▶ **Given request**: Without omitting anything, retype the data that follows.

########################################

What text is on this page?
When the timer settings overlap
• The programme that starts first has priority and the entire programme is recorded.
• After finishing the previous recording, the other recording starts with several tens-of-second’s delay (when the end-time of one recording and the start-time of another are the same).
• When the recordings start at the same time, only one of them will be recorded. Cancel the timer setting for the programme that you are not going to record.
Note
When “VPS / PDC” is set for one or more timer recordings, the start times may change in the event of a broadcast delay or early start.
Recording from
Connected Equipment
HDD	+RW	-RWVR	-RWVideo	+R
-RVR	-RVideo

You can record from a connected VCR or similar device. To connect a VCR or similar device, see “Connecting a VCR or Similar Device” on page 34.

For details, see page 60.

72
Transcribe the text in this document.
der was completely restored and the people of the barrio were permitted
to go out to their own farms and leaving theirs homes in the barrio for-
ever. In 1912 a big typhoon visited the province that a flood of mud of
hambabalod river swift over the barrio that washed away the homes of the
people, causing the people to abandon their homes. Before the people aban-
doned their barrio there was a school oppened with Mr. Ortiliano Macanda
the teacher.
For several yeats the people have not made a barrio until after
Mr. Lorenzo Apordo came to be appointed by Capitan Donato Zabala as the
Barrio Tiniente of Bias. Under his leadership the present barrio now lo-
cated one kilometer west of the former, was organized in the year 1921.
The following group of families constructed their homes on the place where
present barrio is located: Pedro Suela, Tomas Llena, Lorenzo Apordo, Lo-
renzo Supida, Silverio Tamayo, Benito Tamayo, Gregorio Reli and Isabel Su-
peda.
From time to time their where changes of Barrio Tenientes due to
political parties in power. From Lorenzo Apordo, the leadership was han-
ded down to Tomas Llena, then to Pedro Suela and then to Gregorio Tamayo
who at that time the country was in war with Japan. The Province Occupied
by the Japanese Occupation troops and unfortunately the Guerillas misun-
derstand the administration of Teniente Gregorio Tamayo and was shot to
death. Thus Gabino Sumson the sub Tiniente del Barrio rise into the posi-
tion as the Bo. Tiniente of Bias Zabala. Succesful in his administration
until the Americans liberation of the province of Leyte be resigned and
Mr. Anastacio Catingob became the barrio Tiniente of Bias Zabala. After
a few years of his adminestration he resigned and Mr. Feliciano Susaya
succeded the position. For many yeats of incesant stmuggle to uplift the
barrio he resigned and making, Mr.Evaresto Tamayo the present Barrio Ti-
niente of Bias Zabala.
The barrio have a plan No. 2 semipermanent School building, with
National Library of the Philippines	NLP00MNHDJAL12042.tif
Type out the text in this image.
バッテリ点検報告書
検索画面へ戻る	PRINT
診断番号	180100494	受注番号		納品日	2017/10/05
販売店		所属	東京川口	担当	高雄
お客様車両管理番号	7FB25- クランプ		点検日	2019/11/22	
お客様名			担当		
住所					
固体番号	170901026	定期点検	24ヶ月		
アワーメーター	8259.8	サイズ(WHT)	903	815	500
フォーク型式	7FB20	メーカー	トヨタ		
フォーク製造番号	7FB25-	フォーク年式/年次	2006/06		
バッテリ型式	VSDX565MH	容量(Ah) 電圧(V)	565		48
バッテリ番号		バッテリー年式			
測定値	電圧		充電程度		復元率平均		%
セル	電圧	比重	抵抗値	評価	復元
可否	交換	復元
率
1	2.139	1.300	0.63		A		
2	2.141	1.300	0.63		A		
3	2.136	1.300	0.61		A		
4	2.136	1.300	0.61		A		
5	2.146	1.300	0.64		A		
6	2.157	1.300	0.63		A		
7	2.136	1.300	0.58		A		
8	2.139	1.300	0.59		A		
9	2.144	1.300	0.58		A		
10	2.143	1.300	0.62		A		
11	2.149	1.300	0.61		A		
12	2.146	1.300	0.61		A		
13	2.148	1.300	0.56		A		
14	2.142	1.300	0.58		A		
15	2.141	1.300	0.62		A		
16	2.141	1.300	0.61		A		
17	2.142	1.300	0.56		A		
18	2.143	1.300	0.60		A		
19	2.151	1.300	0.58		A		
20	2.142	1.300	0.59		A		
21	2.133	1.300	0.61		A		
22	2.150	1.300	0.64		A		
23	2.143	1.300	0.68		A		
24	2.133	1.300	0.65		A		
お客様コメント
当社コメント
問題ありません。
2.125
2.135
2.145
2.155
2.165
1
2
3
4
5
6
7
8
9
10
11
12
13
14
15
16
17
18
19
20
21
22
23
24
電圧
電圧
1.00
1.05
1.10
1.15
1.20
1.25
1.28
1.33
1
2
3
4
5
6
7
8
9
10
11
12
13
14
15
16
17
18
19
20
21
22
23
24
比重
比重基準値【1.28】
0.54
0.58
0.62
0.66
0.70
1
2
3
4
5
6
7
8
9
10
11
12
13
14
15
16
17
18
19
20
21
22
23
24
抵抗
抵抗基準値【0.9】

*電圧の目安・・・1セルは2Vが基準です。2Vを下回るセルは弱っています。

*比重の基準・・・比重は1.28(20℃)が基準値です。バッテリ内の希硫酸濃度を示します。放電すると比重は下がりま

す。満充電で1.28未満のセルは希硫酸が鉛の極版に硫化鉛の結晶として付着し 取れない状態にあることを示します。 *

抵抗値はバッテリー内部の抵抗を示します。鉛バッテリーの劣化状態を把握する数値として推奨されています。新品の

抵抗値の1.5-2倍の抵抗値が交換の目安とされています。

########################################

▶ **Correct result**:
What text is on this page?
When the timer settings overlap
• The programme that starts first has priority and the entire programme is recorded.
• After finishing the previous recording, the other recording starts with several tens-of-second’s delay (when the end-time of one recording and the start-time of another are the same).
• When the recordings start at the same time, only one of them will be recorded. Cancel the timer setting for the programme that you are not going to record.
Note
When “VPS / PDC” is set for one or more timer recordings, the start times may change in the event of a broadcast delay or early start.
Recording from
Connected Equipment
HDD	+RW	-RWVR	-RWVideo	+R
-RVR	-RVideo

You can record from a connected VCR or similar device. To connect a VCR or similar device, see “Connecting a VCR or Similar Device” on page 34.

For details, see page 60.

72
Transcribe the text in this document.
der was completely restored and the people of the barrio were permitted
to go out to their own farms and leaving theirs homes in the barrio for-
ever. In 1912 a big typhoon visited the province that a flood of mud of
hambabalod river swift over the barrio that washed away the homes of the
people, causing the people to abandon their homes. Before the people aban-
doned their barrio there was a school oppened with Mr. Ortiliano Macanda
the teacher.
For several yeats the people have not made a barrio until after
Mr. Lorenzo Apordo came to be appointed by Capitan Donato Zabala as the
Barrio Tiniente of Bias. Under his leadership the present barrio now lo-
cated one kilometer west of the former, was organized in the year 1921.
The following group of families constructed their homes on the place where
present barrio is located: Pedro Suela, Tomas Llena, Lorenzo Apordo, Lo-
renzo Supida, Silverio Tamayo, Benito Tamayo, Gregorio Reli and Isabel Su-
peda.
From time to time their where changes of Barrio Tenientes due to
political parties in power. From Lorenzo Apordo, the leadership was han-
ded down to Tomas Llena, then to Pedro Suela and then to Gregorio Tamayo
who at that time the country was in war with Japan. The Province Occupied
by the Japanese Occupation troops and unfortunately the Guerillas misun-
derstand the administration of Teniente Gregorio Tamayo and was shot to
death. Thus Gabino Sumson the sub Tiniente del Barrio rise into the posi-
tion as the Bo. Tiniente of Bias Zabala. Succesful in his administration
until the Americans liberation of the province of Leyte be resigned and
Mr. Anastacio Catingob became the barrio Tiniente of Bias Zabala. After
a few years of his adminestration he resigned and Mr. Feliciano Susaya
succeded the position. For many yeats of incesant stmuggle to uplift the
barrio he resigned and making, Mr.Evaresto Tamayo the present Barrio Ti-
niente of Bias Zabala.
The barrio have a plan No. 2 semipermanent School building, with
National Library of the Philippines	NLP00MNHDJAL12042.tif
Type out the text in this image.
バッテリ点検報告書
検索画面へ戻る	PRINT
診断番号	180100494	受注番号		納品日	2017/10/05
販売店		所属	東京川口	担当	高雄
お客様車両管理番号	7FB25- クランプ		点検日	2019/11/22	
お客様名			担当		
住所					
固体番号	170901026	定期点検	24ヶ月		
アワーメーター	8259.8	サイズ(WHT)	903	815	500
フォーク型式	7FB20	メーカー	トヨタ		
フォーク製造番号	7FB25-	フォーク年式/年次	2006/06		
バッテリ型式	VSDX565MH	容量(Ah) 電圧(V)	565		48
バッテリ番号		バッテリー年式			
測定値	電圧		充電程度		復元率平均		%
セル	電圧	比重	抵抗値	評価	復元
可否	交換	復元
率
1	2.139	1.300	0.63		A		
2	2.141	1.300	0.63		A		
3	2.136	1.300	0.61		A		
4	2.136	1.300	0.61		A		
5	2.146	1.300	0.64		A		
6	2.157	1.300	0.63		A		
7	2.136	1.300	0.58		A		
8	2.139	1.300	0.59		A		
9	2.144	1.300	0.58		A		
10	2.143	1.300	0.62		A		
11	2.149	1.300	0.61		A		
12	2.146	1.300	0.61		A		
13	2.148	1.300	0.56		A		
14	2.142	1.300	0.58		A		
15	2.141	1.300	0.62		A		
16	2.141	1.300	0.61		A		
17	2.142	1.300	0.56		A		
18	2.143	1.300	0.60		A		
19	2.151	1.300	0.58		A		
20	2.142	1.300	0.59		A		
21	2.133	1.300	0.61		A		
22	2.150	1.300	0.64		A		
23	2.143	1.300	0.68		A		
24	2.133	1.300	0.65		A		
お客様コメント
当社コメント
問題ありません。
2.125
2.135
2.145
2.155
2.165
1
2
3
4
5
6
7
8
9
10
11
12
13
14
15
16
17
18
19
20
21
22
23
24
電圧
電圧
1.00
1.05
1.10
1.15
1.20
1.25
1.28
1.33
1
2
3
4
5
6
7
8
9
10
11
12
13
14
15
16
17
18
19
20
21
22
23
24
比重
比重基準値【1.28】
0.54
0.58
0.62
0.66
0.70
1
2
3
4
5
6
7
8
9
10
11
12
13
14
15
16
17
18
19
20
21
22
23
24
抵抗
抵抗基準値【0.9】

*電圧の目安・・・1セルは2Vが基準です。2Vを下回るセルは弱っています。

*比重の基準・・・比重は1.28(20℃)が基準値です。バッテリ内の希硫酸濃度を示します。放電すると比重は下がりま

す。満充電で1.28未満のセルは希硫酸が鉛の極版に硫化鉛の結晶として付着し 取れない状態にあることを示します。 *

抵抗値はバッテリー内部の抵抗を示します。鉛バッテリーの劣化状態を把握する数値として推奨されています。新品の

抵抗値の1.5-2倍の抵抗値が交換の目安とされています。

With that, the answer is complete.